▶ [Exercise directions]: Reproduce the lines of the listing below without any change, starting at the line that contains "lat-tick-label: 42 0': [13, 328, 39, 342]" and stopping after the line that contains "latitude-axis: 46 0'".

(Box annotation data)
----
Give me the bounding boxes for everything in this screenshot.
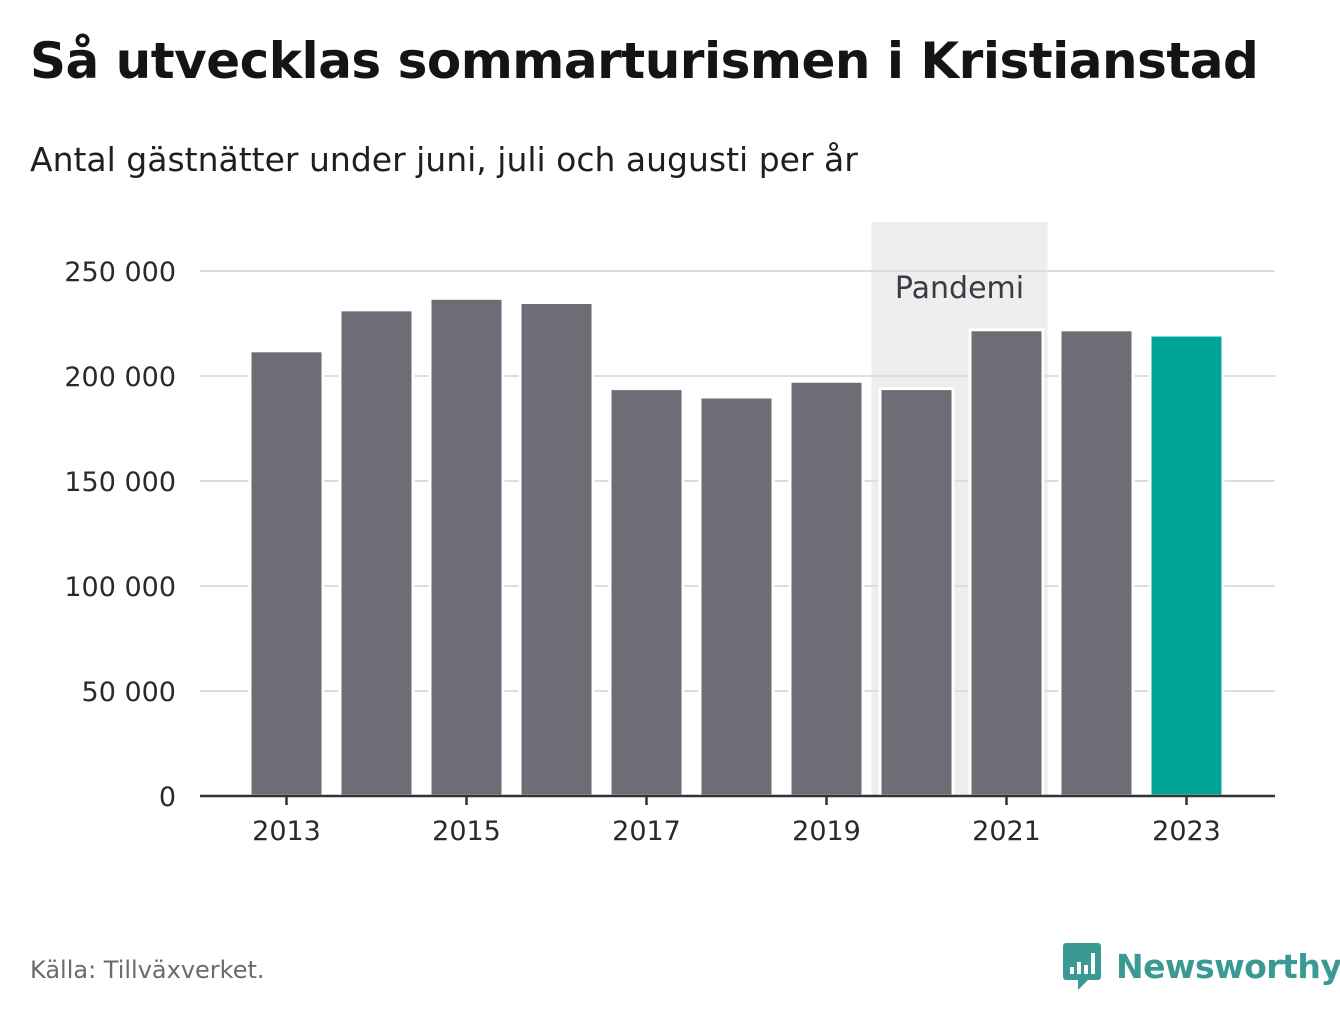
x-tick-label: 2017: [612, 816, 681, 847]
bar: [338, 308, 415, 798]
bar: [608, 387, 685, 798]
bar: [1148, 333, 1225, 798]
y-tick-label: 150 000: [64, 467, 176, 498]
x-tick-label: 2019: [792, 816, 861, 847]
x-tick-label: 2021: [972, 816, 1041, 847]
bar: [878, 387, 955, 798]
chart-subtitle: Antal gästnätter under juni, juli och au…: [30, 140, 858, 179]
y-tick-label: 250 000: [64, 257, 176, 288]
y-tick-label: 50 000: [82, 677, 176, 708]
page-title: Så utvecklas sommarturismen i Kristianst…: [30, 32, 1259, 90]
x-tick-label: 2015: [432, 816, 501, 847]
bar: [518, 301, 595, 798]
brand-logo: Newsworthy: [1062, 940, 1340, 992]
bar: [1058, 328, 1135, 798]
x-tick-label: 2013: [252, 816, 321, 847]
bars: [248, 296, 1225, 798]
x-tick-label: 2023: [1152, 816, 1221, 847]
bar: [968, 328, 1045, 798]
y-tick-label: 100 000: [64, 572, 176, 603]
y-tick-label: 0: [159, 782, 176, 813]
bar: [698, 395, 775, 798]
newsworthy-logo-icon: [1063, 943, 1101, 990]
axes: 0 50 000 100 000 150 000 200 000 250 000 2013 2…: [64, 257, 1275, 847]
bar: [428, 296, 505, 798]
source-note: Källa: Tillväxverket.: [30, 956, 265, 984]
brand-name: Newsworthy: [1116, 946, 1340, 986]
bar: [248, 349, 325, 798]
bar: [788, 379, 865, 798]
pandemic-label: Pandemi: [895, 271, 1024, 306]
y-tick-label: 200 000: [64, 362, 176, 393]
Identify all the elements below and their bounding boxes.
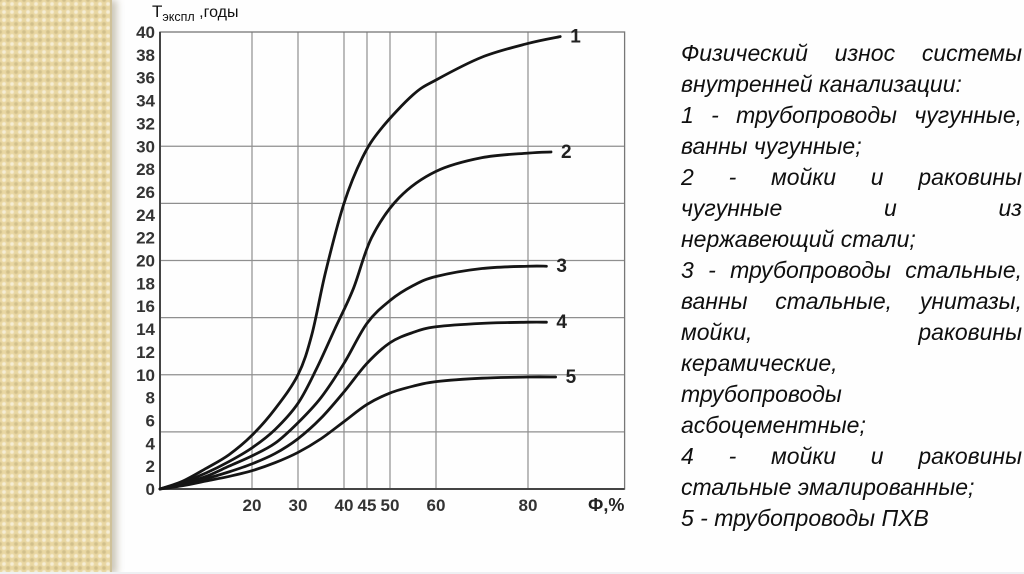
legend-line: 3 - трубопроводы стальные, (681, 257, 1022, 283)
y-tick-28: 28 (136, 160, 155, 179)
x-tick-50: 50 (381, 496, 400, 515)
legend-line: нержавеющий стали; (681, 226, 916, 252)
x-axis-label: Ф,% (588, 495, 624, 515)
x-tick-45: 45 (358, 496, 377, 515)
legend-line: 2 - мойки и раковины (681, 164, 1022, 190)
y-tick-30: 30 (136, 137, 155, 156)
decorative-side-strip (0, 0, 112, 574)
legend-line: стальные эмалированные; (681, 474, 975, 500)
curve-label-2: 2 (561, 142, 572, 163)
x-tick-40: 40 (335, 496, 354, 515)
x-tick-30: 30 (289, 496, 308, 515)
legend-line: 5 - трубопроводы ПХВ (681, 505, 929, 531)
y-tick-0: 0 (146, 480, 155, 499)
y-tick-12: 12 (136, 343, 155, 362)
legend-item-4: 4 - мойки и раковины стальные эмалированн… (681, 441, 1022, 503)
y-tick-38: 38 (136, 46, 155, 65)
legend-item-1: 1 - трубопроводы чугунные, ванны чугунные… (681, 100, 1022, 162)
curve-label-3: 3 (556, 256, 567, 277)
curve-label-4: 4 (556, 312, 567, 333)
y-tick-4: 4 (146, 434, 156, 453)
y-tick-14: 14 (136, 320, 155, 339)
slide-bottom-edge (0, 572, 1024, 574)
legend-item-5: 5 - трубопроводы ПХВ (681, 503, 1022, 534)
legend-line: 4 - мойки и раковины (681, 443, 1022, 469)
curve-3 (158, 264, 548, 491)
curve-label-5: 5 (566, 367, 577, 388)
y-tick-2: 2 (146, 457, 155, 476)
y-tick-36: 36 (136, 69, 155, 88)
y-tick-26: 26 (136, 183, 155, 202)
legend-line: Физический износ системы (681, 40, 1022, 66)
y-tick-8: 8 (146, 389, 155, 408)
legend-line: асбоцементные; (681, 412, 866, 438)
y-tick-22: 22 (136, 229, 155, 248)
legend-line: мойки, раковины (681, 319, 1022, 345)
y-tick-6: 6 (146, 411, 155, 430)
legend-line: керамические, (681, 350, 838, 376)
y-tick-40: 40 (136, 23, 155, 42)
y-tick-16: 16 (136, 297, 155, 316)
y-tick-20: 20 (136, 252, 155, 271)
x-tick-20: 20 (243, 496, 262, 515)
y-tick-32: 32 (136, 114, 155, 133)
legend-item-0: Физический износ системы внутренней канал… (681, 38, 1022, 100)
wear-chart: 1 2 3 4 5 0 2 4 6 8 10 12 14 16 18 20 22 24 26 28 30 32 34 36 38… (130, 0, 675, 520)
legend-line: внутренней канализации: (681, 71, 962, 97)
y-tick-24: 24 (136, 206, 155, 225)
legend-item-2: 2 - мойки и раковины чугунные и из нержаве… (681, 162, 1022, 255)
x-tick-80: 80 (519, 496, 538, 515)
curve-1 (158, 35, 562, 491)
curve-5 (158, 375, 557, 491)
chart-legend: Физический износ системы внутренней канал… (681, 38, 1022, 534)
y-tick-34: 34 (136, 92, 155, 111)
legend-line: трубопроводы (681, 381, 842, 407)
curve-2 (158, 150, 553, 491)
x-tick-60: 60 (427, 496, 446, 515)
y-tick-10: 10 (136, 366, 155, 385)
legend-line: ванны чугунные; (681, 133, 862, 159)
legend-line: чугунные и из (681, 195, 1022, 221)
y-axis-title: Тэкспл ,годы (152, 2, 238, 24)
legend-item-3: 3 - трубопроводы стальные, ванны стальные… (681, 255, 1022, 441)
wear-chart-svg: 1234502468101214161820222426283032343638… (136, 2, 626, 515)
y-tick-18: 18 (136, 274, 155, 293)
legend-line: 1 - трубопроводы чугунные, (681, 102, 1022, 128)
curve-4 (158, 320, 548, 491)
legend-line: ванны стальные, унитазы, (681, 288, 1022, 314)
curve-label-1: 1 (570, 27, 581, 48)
----
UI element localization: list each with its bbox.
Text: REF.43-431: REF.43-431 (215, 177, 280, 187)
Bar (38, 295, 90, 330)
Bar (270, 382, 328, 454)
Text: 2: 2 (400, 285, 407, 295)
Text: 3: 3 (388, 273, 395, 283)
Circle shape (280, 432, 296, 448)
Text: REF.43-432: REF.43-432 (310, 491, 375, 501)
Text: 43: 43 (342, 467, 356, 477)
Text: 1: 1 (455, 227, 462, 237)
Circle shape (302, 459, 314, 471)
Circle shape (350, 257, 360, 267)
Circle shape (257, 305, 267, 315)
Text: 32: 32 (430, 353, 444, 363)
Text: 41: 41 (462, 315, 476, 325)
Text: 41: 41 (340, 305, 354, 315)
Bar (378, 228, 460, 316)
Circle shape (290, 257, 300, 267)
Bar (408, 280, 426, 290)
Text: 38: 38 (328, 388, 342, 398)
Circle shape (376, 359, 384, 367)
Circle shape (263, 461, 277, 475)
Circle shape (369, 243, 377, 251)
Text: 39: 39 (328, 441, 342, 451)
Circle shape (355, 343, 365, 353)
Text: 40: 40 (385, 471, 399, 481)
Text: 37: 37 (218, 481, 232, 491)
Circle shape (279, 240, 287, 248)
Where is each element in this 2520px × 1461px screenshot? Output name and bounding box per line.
----
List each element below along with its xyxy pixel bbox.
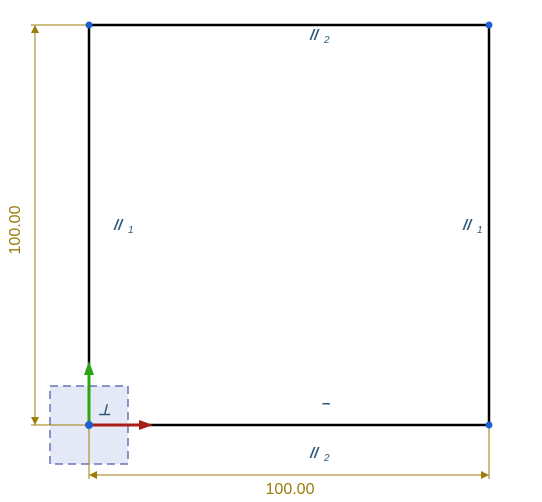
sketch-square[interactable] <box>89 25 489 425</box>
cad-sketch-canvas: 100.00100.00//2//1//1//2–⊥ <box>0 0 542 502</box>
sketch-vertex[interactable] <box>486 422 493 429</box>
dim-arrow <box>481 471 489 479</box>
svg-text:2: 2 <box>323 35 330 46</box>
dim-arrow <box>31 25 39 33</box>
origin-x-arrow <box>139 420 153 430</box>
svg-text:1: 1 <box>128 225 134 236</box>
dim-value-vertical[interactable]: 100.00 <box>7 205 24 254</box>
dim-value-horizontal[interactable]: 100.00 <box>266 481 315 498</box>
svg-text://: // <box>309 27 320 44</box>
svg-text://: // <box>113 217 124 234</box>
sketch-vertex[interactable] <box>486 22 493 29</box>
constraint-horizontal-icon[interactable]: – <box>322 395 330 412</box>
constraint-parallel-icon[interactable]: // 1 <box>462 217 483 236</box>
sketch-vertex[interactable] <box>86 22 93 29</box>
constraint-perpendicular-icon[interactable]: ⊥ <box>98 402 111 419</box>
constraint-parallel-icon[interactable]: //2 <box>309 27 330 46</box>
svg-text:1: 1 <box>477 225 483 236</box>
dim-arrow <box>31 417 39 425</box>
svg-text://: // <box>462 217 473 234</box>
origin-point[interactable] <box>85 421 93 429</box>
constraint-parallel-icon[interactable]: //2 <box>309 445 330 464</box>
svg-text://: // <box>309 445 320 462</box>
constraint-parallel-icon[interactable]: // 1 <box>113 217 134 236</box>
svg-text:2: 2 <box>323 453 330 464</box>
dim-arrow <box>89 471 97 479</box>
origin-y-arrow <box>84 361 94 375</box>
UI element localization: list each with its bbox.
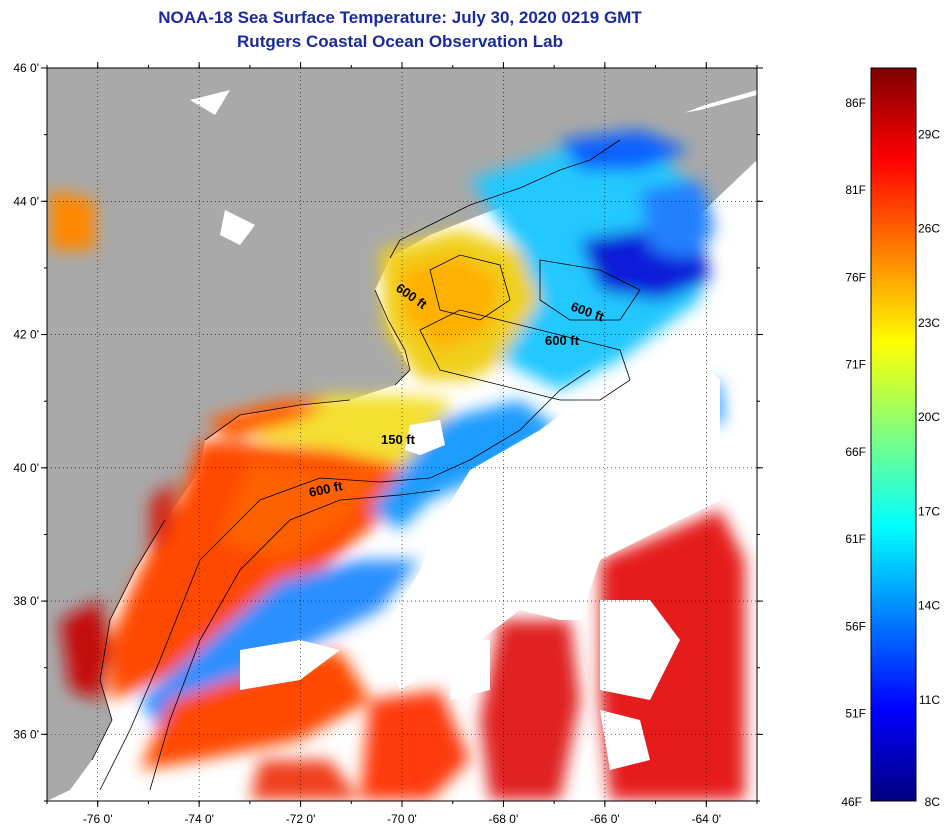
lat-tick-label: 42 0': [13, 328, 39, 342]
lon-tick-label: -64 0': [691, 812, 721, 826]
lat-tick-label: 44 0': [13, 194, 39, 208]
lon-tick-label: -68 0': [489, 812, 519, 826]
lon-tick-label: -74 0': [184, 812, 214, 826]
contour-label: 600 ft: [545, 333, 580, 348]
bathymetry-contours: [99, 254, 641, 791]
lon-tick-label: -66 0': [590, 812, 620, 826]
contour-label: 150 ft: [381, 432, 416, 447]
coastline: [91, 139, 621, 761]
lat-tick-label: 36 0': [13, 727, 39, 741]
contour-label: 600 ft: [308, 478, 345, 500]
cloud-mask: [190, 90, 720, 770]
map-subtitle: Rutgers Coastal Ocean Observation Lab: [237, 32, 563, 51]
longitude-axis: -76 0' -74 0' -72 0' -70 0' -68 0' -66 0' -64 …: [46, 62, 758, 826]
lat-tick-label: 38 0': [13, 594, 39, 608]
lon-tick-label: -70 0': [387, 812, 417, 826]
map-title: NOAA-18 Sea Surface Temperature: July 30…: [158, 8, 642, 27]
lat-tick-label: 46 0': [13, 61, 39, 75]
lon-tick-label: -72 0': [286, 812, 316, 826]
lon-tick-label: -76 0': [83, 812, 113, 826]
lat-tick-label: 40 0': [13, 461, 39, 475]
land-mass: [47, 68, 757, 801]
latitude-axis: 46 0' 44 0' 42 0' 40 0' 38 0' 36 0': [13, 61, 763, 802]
----
▶ [Exercise solution]:
lat-tick-label: 42 0': [13, 328, 39, 342]
lon-tick-label: -64 0': [691, 812, 721, 826]
lat-tick-label: 44 0': [13, 194, 39, 208]
lon-tick-label: -68 0': [489, 812, 519, 826]
lon-tick-label: -74 0': [184, 812, 214, 826]
contour-label: 600 ft: [545, 333, 580, 348]
bathymetry-contours: [99, 254, 641, 791]
lon-tick-label: -66 0': [590, 812, 620, 826]
contour-label: 150 ft: [381, 432, 416, 447]
coastline: [91, 139, 621, 761]
lat-tick-label: 36 0': [13, 727, 39, 741]
contour-label: 600 ft: [308, 478, 345, 500]
cloud-mask: [190, 90, 720, 770]
map-subtitle: Rutgers Coastal Ocean Observation Lab: [237, 32, 563, 51]
longitude-axis: -76 0' -74 0' -72 0' -70 0' -68 0' -66 0' -64 …: [46, 62, 758, 826]
lat-tick-label: 38 0': [13, 594, 39, 608]
lon-tick-label: -70 0': [387, 812, 417, 826]
map-title: NOAA-18 Sea Surface Temperature: July 30…: [158, 8, 642, 27]
lat-tick-label: 46 0': [13, 61, 39, 75]
lon-tick-label: -72 0': [286, 812, 316, 826]
lon-tick-label: -76 0': [83, 812, 113, 826]
lat-tick-label: 40 0': [13, 461, 39, 475]
land-mass: [47, 68, 757, 801]
latitude-axis: 46 0' 44 0' 42 0' 40 0' 38 0' 36 0': [13, 61, 763, 802]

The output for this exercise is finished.